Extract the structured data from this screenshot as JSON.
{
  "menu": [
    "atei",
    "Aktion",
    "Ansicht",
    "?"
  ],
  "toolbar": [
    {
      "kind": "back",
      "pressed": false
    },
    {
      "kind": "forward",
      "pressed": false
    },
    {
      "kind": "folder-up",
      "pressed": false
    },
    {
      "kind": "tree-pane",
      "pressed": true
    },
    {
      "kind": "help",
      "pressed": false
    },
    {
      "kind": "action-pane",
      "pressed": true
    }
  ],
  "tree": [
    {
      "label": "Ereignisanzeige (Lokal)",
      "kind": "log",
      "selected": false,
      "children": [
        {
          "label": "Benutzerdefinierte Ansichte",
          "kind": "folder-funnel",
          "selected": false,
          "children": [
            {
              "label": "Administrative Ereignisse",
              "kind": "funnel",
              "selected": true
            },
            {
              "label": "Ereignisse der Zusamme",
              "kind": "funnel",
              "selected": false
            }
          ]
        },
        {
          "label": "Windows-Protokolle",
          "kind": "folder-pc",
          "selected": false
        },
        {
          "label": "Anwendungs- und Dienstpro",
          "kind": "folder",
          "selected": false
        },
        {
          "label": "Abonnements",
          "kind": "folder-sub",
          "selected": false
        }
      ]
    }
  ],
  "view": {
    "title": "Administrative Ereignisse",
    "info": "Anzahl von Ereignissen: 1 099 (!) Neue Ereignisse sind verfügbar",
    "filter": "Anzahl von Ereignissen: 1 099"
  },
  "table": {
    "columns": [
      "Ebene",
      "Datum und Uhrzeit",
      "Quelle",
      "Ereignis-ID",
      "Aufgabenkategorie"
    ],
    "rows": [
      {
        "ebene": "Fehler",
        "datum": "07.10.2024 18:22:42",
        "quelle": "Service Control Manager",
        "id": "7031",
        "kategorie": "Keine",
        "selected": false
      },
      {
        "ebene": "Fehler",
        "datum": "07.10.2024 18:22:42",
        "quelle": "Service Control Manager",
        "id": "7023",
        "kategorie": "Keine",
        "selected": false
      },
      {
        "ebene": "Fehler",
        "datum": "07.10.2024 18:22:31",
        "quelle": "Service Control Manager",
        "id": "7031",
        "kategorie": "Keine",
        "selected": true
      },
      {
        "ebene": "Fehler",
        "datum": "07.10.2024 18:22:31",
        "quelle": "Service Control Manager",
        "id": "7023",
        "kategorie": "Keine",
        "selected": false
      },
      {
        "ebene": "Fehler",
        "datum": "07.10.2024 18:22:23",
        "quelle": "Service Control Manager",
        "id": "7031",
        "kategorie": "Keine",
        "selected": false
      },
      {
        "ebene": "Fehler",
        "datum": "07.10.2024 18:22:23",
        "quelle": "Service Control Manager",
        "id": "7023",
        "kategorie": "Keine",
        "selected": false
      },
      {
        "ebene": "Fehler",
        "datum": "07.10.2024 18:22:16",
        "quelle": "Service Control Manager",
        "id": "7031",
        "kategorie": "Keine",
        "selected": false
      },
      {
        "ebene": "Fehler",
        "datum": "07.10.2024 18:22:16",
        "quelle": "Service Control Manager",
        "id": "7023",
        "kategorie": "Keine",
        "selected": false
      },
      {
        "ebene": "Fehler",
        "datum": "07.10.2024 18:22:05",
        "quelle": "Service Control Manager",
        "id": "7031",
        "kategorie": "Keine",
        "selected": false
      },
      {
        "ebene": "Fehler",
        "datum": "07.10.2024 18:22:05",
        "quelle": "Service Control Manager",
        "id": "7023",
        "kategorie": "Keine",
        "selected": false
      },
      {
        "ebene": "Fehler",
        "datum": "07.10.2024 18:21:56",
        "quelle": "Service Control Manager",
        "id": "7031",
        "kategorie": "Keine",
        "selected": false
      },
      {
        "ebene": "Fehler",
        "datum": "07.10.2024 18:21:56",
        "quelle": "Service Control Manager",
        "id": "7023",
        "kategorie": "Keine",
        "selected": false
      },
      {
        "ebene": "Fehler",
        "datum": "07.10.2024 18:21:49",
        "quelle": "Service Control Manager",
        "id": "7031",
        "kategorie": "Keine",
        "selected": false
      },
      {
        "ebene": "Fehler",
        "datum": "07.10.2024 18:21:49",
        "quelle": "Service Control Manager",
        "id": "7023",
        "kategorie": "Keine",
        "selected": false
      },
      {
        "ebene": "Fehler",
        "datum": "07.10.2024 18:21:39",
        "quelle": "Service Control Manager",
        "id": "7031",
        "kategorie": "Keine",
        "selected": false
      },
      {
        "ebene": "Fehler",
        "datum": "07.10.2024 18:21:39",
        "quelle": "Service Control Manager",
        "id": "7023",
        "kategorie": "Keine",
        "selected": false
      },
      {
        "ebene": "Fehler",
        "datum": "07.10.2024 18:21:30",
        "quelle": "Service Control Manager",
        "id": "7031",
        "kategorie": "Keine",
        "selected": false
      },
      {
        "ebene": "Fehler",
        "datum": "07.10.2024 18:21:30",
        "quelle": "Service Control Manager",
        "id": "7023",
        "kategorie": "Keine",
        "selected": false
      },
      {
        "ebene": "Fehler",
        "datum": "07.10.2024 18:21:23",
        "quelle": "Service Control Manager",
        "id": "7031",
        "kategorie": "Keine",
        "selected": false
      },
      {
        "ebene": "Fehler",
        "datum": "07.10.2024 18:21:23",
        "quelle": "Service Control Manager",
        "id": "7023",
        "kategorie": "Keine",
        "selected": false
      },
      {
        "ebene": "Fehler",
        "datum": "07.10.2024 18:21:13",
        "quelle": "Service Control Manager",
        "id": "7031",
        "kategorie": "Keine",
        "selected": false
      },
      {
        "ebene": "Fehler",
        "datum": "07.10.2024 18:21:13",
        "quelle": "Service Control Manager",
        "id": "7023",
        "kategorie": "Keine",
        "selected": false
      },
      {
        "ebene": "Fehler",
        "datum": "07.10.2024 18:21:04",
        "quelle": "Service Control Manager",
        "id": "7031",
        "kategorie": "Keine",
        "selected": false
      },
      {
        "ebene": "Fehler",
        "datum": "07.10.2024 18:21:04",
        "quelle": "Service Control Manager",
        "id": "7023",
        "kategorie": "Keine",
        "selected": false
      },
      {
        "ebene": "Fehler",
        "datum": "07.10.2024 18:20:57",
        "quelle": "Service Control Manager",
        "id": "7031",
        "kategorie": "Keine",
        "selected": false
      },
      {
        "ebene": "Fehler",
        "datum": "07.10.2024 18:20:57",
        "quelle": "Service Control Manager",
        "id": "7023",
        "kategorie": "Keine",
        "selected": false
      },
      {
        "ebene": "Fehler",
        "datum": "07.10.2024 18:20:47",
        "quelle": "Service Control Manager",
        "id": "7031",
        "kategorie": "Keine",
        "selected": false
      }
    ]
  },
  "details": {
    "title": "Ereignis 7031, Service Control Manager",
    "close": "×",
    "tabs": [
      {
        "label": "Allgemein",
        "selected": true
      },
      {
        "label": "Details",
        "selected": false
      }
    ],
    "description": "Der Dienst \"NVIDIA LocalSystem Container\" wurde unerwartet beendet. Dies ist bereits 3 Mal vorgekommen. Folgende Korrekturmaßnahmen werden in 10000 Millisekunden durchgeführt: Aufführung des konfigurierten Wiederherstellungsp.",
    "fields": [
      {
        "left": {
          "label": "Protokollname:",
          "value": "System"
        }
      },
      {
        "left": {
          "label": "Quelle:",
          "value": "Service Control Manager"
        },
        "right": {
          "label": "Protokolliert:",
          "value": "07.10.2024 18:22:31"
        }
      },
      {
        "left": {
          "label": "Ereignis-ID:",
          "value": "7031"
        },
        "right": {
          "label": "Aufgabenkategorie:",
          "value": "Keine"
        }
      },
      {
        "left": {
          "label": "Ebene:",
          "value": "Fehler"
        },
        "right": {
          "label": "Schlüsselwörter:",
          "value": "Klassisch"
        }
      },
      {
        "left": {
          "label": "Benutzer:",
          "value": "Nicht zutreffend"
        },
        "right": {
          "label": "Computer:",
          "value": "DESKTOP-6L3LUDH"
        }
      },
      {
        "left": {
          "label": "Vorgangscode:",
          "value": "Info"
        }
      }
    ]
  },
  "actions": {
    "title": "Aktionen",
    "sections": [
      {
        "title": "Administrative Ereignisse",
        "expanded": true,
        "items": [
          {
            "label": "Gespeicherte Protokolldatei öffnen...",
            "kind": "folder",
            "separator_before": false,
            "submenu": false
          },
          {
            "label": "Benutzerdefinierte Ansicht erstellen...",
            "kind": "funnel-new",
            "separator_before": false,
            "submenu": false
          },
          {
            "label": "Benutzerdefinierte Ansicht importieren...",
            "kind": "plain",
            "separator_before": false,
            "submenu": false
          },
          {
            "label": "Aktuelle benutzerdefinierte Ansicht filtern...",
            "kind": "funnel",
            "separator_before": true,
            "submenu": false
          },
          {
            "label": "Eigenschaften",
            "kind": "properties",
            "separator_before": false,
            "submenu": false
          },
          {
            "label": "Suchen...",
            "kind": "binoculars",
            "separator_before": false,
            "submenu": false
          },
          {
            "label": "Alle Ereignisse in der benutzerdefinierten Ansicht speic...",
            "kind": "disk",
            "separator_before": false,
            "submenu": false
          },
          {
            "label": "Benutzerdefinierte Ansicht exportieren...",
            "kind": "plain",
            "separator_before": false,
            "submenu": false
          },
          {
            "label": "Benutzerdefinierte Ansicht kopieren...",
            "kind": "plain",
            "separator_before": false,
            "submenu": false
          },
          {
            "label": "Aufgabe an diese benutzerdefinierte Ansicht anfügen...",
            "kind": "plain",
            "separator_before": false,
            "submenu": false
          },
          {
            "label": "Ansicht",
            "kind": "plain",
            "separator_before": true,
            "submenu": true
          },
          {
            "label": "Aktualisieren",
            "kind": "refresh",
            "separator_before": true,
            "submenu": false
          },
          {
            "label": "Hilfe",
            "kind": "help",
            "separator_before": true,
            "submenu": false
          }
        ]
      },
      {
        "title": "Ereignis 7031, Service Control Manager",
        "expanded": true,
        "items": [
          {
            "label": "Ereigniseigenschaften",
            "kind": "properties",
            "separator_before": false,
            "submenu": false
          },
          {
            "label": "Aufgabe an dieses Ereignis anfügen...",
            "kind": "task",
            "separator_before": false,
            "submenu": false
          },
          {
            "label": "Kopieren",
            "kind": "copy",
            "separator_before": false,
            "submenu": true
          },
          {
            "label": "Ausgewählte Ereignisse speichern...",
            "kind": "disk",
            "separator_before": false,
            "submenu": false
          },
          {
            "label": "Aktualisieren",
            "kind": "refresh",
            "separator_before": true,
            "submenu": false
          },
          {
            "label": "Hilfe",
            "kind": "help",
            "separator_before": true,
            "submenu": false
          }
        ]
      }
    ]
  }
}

GIVEN INSTRUCTION | List the lines of the entries that include "folder".

RESULT FOR THIS EXERCISE |
      "kind": "folder-up",
          "kind": "folder-funnel",
          "kind": "folder-pc",
          "kind": "folder",
          "kind": "folder-sub",
            "kind": "folder",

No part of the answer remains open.